Repeat the listing in full. Nothing may be added or left out.

──────── SUPPLIED MATERIAL ────────

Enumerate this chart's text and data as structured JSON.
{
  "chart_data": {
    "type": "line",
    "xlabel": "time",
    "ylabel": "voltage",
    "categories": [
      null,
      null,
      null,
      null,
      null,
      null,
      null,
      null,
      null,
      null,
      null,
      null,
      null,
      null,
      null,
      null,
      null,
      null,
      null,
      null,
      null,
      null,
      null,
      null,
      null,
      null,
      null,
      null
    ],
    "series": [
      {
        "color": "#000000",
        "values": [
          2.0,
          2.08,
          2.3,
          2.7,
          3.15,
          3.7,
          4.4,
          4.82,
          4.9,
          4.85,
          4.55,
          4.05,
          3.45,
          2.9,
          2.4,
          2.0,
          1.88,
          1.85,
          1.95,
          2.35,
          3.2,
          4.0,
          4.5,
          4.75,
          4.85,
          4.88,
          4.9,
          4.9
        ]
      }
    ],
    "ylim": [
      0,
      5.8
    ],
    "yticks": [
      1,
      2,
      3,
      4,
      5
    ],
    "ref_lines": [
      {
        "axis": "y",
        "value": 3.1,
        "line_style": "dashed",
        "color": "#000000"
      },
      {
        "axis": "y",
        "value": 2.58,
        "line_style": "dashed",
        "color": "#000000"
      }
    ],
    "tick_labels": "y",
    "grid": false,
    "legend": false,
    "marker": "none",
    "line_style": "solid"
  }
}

────────

THE REPLY →
Enumerate this chart's text and data as structured JSON.
{
  "chart_data": {
    "type": "line",
    "xlabel": "time",
    "ylabel": "voltage",
    "categories": [
      null,
      null,
      null,
      null,
      null,
      null,
      null,
      null,
      null,
      null,
      null,
      null,
      null,
      null,
      null,
      null,
      null,
      null,
      null,
      null,
      null,
      null,
      null,
      null,
      null,
      null,
      null,
      null
    ],
    "series": [
      {
        "color": "#000000",
        "values": [
          2.0,
          2.08,
          2.3,
          2.7,
          3.15,
          3.7,
          4.4,
          4.82,
          4.9,
          4.85,
          4.55,
          4.05,
          3.45,
          2.9,
          2.4,
          2.0,
          1.88,
          1.85,
          1.95,
          2.35,
          3.2,
          4.0,
          4.5,
          4.75,
          4.85,
          4.88,
          4.9,
          4.9
        ]
      }
    ],
    "ylim": [
      0,
      5.8
    ],
    "yticks": [
      1,
      2,
      3,
      4,
      5
    ],
    "ref_lines": [
      {
        "axis": "y",
        "value": 3.1,
        "line_style": "dashed",
        "color": "#000000"
      },
      {
        "axis": "y",
        "value": 2.58,
        "line_style": "dashed",
        "color": "#000000"
      }
    ],
    "tick_labels": "y",
    "grid": false,
    "legend": false,
    "marker": "none",
    "line_style": "solid"
  }
}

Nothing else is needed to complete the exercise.